--- BEGIN MATERIAL FOR THIS EXERCISE ---
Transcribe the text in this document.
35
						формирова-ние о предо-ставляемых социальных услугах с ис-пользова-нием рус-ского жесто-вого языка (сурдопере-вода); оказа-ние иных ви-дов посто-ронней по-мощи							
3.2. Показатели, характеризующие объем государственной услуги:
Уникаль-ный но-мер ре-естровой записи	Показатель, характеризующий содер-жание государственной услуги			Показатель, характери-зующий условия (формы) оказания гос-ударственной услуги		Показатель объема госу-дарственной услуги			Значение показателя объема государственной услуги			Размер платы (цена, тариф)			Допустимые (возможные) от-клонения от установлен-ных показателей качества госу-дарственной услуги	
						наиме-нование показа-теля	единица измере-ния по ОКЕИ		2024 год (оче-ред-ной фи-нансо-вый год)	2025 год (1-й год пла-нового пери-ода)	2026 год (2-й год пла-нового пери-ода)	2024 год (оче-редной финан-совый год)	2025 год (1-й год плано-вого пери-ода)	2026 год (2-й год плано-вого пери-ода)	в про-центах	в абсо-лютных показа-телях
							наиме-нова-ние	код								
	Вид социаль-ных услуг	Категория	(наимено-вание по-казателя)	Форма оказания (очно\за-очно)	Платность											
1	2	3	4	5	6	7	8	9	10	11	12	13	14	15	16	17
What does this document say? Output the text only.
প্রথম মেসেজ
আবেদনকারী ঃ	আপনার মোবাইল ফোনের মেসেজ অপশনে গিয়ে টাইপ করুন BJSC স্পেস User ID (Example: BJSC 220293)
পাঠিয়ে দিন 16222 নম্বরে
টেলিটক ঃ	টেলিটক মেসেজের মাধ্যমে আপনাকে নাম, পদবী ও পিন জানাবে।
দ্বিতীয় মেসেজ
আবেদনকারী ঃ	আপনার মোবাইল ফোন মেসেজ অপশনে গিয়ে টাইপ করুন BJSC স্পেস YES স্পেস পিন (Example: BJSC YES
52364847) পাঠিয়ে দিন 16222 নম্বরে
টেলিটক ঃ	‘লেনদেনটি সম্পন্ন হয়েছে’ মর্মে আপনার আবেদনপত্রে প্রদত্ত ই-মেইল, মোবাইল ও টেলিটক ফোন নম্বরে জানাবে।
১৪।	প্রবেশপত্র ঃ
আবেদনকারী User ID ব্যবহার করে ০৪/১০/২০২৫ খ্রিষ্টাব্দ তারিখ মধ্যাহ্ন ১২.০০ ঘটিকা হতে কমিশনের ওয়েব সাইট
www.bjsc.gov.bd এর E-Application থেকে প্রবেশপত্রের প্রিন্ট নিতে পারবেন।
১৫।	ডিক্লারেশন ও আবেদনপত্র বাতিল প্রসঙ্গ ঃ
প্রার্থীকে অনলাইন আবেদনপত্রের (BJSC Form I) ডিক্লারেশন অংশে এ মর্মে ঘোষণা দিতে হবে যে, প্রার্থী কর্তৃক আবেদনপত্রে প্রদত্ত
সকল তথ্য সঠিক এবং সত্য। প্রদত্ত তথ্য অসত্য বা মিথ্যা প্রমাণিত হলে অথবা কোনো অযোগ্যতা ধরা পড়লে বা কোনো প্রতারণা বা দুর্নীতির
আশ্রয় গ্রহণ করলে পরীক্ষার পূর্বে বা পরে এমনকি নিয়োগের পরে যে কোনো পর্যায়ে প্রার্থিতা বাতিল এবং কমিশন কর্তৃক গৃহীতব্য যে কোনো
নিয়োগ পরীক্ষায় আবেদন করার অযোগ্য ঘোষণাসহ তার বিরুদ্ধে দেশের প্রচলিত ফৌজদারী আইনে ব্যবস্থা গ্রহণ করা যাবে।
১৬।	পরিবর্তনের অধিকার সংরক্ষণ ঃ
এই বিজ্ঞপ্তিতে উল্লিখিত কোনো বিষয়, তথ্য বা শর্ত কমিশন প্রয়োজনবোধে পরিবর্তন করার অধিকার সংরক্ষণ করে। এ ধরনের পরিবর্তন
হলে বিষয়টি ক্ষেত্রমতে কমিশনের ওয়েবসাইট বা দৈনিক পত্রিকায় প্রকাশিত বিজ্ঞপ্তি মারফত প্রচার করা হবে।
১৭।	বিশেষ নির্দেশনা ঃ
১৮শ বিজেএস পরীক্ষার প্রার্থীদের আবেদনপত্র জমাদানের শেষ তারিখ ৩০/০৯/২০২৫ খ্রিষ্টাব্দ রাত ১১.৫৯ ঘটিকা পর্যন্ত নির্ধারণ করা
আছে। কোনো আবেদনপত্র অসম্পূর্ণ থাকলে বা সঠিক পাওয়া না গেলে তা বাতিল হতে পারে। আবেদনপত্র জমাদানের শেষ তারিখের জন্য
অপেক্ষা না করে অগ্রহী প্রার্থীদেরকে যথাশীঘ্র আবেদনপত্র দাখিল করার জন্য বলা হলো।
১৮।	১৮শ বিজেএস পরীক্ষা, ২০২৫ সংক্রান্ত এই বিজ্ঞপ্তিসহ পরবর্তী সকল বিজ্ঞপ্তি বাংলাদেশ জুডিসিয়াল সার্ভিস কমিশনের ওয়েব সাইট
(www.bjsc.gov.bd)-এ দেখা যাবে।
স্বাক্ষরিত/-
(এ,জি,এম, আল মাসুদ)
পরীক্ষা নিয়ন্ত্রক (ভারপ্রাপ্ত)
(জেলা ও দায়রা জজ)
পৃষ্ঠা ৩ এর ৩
--- END MATERIAL FOR THIS EXERCISE ---
GIVEN EXERCISE:
Write out the entire listing exactly.

RESULT FOR THIS TASK:
Transcribe the text in this document.
35
						формирова-ние о предо-ставляемых социальных услугах с ис-пользова-нием рус-ского жесто-вого языка (сурдопере-вода); оказа-ние иных ви-дов посто-ронней по-мощи							
3.2. Показатели, характеризующие объем государственной услуги:
Уникаль-ный но-мер ре-естровой записи	Показатель, характеризующий содер-жание государственной услуги			Показатель, характери-зующий условия (формы) оказания гос-ударственной услуги		Показатель объема госу-дарственной услуги			Значение показателя объема государственной услуги			Размер платы (цена, тариф)			Допустимые (возможные) от-клонения от установлен-ных показателей качества госу-дарственной услуги	
						наиме-нование показа-теля	единица измере-ния по ОКЕИ		2024 год (оче-ред-ной фи-нансо-вый год)	2025 год (1-й год пла-нового пери-ода)	2026 год (2-й год пла-нового пери-ода)	2024 год (оче-редной финан-совый год)	2025 год (1-й год плано-вого пери-ода)	2026 год (2-й год плано-вого пери-ода)	в про-центах	в абсо-лютных показа-телях
							наиме-нова-ние	код								
	Вид социаль-ных услуг	Категория	(наимено-вание по-казателя)	Форма оказания (очно\за-очно)	Платность											
1	2	3	4	5	6	7	8	9	10	11	12	13	14	15	16	17
What does this document say? Output the text only.
প্রথম মেসেজ
আবেদনকারী ঃ	আপনার মোবাইল ফোনের মেসেজ অপশনে গিয়ে টাইপ করুন BJSC স্পেস User ID (Example: BJSC 220293)
পাঠিয়ে দিন 16222 নম্বরে
টেলিটক ঃ	টেলিটক মেসেজের মাধ্যমে আপনাকে নাম, পদবী ও পিন জানাবে।
দ্বিতীয় মেসেজ
আবেদনকারী ঃ	আপনার মোবাইল ফোন মেসেজ অপশনে গিয়ে টাইপ করুন BJSC স্পেস YES স্পেস পিন (Example: BJSC YES
52364847) পাঠিয়ে দিন 16222 নম্বরে
টেলিটক ঃ	‘লেনদেনটি সম্পন্ন হয়েছে’ মর্মে আপনার আবেদনপত্রে প্রদত্ত ই-মেইল, মোবাইল ও টেলিটক ফোন নম্বরে জানাবে।
১৪।	প্রবেশপত্র ঃ
আবেদনকারী User ID ব্যবহার করে ০৪/১০/২০২৫ খ্রিষ্টাব্দ তারিখ মধ্যাহ্ন ১২.০০ ঘটিকা হতে কমিশনের ওয়েব সাইট
www.bjsc.gov.bd এর E-Application থেকে প্রবেশপত্রের প্রিন্ট নিতে পারবেন।
১৫।	ডিক্লারেশন ও আবেদনপত্র বাতিল প্রসঙ্গ ঃ
প্রার্থীকে অনলাইন আবেদনপত্রের (BJSC Form I) ডিক্লারেশন অংশে এ মর্মে ঘোষণা দিতে হবে যে, প্রার্থী কর্তৃক আবেদনপত্রে প্রদত্ত
সকল তথ্য সঠিক এবং সত্য। প্রদত্ত তথ্য অসত্য বা মিথ্যা প্রমাণিত হলে অথবা কোনো অযোগ্যতা ধরা পড়লে বা কোনো প্রতারণা বা দুর্নীতির
আশ্রয় গ্রহণ করলে পরীক্ষার পূর্বে বা পরে এমনকি নিয়োগের পরে যে কোনো পর্যায়ে প্রার্থিতা বাতিল এবং কমিশন কর্তৃক গৃহীতব্য যে কোনো
নিয়োগ পরীক্ষায় আবেদন করার অযোগ্য ঘোষণাসহ তার বিরুদ্ধে দেশের প্রচলিত ফৌজদারী আইনে ব্যবস্থা গ্রহণ করা যাবে।
১৬।	পরিবর্তনের অধিকার সংরক্ষণ ঃ
এই বিজ্ঞপ্তিতে উল্লিখিত কোনো বিষয়, তথ্য বা শর্ত কমিশন প্রয়োজনবোধে পরিবর্তন করার অধিকার সংরক্ষণ করে। এ ধরনের পরিবর্তন
হলে বিষয়টি ক্ষেত্রমতে কমিশনের ওয়েবসাইট বা দৈনিক পত্রিকায় প্রকাশিত বিজ্ঞপ্তি মারফত প্রচার করা হবে।
১৭।	বিশেষ নির্দেশনা ঃ
১৮শ বিজেএস পরীক্ষার প্রার্থীদের আবেদনপত্র জমাদানের শেষ তারিখ ৩০/০৯/২০২৫ খ্রিষ্টাব্দ রাত ১১.৫৯ ঘটিকা পর্যন্ত নির্ধারণ করা
আছে। কোনো আবেদনপত্র অসম্পূর্ণ থাকলে বা সঠিক পাওয়া না গেলে তা বাতিল হতে পারে। আবেদনপত্র জমাদানের শেষ তারিখের জন্য
অপেক্ষা না করে অগ্রহী প্রার্থীদেরকে যথাশীঘ্র আবেদনপত্র দাখিল করার জন্য বলা হলো।
১৮।	১৮শ বিজেএস পরীক্ষা, ২০২৫ সংক্রান্ত এই বিজ্ঞপ্তিসহ পরবর্তী সকল বিজ্ঞপ্তি বাংলাদেশ জুডিসিয়াল সার্ভিস কমিশনের ওয়েব সাইট
(www.bjsc.gov.bd)-এ দেখা যাবে।
স্বাক্ষরিত/-
(এ,জি,এম, আল মাসুদ)
পরীক্ষা নিয়ন্ত্রক (ভারপ্রাপ্ত)
(জেলা ও দায়রা জজ)
পৃষ্ঠা ৩ এর ৩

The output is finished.